Pick out each line below containing "Delayed".

● PROVIDED ENTRIES:
::::::::
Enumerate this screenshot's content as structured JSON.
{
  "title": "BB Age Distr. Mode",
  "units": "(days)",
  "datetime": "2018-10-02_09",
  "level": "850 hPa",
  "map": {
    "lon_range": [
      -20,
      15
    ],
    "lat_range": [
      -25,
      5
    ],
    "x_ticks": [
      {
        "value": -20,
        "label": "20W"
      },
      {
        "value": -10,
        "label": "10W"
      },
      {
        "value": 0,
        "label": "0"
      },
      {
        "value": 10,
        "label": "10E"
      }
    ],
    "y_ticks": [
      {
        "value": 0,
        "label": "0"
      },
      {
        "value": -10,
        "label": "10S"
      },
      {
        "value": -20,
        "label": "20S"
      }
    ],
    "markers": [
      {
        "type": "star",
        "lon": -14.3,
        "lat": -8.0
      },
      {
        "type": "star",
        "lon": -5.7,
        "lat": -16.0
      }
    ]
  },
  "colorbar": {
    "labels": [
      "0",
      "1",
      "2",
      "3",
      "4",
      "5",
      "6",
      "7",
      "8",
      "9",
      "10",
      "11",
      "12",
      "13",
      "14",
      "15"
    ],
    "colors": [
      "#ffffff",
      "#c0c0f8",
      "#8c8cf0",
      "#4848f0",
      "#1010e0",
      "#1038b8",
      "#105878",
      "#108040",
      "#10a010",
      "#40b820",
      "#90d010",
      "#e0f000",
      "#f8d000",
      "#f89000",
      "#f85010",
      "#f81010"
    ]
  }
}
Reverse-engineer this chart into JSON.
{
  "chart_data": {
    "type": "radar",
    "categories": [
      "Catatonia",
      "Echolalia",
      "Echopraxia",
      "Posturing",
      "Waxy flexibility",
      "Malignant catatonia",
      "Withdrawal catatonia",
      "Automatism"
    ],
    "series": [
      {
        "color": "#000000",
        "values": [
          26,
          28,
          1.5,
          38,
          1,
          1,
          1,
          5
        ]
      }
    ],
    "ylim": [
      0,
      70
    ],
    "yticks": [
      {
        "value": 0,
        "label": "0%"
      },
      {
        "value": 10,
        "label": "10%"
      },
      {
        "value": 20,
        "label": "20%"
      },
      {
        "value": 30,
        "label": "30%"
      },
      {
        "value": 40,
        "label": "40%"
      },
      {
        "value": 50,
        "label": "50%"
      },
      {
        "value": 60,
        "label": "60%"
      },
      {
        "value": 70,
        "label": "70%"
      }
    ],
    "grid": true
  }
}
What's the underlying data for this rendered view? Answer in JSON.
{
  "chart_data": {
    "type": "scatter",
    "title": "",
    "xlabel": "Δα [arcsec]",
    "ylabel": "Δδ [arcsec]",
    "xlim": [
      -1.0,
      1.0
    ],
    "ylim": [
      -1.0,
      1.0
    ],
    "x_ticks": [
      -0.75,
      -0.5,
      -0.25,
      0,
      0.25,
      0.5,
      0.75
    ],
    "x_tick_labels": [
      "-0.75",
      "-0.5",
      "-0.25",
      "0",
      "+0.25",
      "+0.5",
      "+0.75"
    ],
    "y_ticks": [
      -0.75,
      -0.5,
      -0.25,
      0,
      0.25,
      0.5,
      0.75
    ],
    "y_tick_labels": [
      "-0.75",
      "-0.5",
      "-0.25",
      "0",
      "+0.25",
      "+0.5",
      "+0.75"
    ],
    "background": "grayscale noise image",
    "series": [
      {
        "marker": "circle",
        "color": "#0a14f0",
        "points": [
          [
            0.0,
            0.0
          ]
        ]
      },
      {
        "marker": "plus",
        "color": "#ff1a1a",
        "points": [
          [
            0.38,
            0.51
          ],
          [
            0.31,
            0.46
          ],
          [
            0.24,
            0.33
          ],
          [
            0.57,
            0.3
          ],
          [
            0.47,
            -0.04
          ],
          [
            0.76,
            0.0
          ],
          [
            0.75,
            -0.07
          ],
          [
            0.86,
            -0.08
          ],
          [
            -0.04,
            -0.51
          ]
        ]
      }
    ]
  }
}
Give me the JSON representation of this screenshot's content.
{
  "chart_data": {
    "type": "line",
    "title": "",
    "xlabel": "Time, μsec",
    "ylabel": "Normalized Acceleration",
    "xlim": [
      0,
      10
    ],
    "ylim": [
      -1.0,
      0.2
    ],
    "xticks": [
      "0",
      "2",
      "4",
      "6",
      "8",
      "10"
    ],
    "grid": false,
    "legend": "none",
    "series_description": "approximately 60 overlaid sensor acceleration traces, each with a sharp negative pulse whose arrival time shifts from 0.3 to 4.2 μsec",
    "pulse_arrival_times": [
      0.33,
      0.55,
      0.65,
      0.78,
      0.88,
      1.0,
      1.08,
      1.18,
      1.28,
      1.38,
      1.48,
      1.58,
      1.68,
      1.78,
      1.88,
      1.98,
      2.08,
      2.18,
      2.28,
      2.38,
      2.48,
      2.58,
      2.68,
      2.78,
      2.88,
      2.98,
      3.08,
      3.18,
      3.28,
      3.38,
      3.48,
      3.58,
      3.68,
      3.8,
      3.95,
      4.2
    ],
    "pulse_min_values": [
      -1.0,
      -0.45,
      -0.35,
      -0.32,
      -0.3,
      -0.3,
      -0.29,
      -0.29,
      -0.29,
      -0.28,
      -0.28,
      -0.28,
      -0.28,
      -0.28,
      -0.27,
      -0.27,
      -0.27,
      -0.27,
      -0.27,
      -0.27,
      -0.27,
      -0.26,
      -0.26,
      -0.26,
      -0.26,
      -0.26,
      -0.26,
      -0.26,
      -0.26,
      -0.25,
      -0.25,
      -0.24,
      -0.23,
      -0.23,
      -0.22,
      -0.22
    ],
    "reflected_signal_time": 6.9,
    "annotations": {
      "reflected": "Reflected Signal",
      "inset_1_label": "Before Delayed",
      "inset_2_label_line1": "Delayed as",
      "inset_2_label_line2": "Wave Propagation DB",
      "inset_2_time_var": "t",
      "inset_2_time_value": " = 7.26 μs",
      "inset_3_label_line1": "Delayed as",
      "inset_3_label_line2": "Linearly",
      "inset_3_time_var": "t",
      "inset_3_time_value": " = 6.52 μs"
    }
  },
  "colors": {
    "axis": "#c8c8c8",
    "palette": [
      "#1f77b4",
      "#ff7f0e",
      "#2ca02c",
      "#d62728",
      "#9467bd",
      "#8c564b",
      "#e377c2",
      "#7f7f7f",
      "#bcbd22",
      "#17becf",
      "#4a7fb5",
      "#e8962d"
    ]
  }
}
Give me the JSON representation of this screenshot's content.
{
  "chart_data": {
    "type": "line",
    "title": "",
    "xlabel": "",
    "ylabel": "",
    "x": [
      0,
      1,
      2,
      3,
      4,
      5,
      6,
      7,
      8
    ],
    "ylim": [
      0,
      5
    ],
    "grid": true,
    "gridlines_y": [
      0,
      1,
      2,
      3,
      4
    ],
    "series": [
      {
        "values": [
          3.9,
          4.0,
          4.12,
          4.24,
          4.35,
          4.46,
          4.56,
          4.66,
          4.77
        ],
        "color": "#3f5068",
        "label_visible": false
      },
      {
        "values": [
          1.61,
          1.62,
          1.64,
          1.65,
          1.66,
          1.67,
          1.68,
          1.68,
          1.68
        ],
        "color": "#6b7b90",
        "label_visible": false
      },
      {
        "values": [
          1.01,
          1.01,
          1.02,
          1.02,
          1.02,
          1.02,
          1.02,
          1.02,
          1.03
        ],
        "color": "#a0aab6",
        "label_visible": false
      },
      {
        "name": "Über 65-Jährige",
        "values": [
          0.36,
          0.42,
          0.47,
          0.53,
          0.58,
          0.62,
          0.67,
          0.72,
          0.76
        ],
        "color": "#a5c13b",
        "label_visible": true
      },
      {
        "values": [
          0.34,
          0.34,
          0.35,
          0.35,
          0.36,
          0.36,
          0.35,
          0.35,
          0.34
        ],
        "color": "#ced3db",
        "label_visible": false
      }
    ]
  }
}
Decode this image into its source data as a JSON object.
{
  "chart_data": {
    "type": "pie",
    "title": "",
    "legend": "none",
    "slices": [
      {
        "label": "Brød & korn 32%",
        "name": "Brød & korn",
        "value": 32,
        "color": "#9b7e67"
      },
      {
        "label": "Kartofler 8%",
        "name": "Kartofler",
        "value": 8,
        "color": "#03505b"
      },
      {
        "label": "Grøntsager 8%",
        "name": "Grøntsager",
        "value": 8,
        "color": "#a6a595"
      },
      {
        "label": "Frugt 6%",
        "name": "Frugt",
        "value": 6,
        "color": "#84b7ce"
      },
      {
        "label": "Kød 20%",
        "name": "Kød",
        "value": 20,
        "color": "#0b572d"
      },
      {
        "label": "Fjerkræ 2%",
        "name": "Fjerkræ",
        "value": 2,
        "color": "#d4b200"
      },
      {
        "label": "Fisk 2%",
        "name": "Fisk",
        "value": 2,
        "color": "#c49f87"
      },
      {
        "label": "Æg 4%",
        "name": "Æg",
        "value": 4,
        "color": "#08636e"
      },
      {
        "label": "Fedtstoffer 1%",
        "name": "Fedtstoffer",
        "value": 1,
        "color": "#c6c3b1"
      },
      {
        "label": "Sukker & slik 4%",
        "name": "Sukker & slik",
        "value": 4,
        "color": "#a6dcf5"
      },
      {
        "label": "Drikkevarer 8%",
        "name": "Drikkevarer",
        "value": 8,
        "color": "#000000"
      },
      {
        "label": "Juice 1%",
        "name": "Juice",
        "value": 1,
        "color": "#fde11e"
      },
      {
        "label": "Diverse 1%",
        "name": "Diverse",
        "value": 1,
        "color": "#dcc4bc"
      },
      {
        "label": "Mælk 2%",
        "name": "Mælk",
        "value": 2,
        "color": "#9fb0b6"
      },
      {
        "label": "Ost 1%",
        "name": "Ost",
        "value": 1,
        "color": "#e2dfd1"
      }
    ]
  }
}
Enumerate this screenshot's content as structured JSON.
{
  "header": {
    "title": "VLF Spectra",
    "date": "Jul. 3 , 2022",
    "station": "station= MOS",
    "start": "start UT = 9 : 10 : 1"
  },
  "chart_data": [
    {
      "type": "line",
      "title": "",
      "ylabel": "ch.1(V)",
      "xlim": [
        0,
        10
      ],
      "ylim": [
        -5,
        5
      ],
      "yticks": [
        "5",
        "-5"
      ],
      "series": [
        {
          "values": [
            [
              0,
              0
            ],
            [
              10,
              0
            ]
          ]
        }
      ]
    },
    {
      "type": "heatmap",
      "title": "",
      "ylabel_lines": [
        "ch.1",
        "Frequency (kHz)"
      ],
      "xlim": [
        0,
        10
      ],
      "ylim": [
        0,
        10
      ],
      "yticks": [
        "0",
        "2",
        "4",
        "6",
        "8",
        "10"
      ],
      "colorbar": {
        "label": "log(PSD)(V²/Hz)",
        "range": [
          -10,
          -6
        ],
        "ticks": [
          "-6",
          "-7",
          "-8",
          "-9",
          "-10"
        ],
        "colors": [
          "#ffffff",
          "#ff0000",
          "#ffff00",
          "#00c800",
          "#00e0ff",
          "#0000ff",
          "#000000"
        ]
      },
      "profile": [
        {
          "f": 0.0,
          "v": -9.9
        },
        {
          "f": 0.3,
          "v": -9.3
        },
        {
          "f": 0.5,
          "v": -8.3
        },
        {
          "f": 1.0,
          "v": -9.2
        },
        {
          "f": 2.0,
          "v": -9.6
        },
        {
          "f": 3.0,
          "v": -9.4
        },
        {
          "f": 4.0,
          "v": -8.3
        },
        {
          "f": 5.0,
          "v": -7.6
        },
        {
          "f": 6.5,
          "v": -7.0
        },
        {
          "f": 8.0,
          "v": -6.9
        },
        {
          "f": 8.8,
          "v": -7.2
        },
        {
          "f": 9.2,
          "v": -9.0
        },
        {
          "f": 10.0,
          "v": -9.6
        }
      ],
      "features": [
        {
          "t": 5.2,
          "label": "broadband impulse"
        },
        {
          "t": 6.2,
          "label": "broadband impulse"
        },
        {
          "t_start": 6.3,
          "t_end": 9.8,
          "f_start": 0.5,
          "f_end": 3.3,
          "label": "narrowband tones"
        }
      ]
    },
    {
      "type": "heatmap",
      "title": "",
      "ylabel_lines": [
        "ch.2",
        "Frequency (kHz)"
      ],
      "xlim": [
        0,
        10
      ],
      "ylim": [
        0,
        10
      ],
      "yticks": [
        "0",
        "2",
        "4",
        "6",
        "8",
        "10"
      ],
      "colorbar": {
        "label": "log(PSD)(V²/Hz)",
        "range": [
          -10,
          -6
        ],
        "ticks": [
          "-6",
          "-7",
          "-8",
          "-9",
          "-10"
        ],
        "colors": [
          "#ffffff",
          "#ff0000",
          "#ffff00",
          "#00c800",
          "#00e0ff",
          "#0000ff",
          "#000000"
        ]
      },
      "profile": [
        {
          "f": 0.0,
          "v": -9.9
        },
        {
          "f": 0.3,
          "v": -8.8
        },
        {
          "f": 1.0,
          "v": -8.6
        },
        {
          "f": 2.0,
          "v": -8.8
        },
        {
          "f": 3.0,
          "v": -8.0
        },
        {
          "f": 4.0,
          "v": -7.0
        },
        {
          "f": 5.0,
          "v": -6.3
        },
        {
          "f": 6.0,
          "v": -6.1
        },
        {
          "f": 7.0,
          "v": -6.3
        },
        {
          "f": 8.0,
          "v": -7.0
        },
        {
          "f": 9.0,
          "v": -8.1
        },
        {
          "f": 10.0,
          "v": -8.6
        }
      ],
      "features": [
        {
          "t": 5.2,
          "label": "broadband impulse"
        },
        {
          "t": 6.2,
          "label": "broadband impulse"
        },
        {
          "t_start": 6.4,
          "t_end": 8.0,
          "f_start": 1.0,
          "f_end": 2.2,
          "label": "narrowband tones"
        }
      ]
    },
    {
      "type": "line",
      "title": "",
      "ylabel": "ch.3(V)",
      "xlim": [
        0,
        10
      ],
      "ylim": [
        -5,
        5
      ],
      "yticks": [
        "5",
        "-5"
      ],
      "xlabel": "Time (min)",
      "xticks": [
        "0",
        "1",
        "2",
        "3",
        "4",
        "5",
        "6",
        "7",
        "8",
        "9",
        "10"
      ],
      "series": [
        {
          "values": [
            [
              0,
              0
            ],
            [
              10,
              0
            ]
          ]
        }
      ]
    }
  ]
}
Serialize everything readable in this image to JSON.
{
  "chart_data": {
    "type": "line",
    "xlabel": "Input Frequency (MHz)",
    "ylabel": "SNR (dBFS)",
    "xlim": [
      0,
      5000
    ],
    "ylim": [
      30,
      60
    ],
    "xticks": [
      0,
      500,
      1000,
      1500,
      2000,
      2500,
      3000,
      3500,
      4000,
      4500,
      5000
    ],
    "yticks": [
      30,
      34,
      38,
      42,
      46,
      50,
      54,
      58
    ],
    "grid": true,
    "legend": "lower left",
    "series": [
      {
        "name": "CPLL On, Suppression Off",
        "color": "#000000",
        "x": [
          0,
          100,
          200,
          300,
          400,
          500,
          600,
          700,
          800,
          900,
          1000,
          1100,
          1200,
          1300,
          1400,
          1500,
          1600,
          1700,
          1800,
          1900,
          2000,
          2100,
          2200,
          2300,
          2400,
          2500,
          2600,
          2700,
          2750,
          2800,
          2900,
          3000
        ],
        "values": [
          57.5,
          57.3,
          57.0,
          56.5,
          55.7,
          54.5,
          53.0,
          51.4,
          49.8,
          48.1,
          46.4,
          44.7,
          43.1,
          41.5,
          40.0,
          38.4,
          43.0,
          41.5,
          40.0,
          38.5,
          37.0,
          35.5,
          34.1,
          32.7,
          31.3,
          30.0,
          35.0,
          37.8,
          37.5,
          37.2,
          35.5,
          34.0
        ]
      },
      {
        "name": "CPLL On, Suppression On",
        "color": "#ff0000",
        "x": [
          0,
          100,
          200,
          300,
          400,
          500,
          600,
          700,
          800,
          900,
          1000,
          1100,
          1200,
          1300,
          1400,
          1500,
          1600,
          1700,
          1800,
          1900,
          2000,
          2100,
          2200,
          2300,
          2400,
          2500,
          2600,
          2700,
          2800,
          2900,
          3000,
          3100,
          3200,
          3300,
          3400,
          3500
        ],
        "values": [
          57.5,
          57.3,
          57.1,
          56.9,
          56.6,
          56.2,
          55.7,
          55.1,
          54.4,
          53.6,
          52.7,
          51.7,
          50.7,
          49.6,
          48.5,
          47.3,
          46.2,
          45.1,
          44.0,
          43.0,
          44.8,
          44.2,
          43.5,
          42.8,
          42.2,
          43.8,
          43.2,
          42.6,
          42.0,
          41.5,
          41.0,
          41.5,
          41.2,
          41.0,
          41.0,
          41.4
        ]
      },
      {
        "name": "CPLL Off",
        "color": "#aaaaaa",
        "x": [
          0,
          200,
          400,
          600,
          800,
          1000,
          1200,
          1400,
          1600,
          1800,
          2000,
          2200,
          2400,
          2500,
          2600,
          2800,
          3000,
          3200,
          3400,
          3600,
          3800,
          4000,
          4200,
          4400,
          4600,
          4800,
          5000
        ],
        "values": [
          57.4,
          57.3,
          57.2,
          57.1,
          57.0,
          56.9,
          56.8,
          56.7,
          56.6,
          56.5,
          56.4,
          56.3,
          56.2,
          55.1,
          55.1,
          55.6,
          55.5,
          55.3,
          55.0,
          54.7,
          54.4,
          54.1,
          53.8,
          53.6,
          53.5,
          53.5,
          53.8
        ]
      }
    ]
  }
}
::::::::
● RESULT FOR THIS TASK:
      "inset_1_label": "Before Delayed",
      "inset_2_label_line1": "Delayed as",
      "inset_3_label_line1": "Delayed as",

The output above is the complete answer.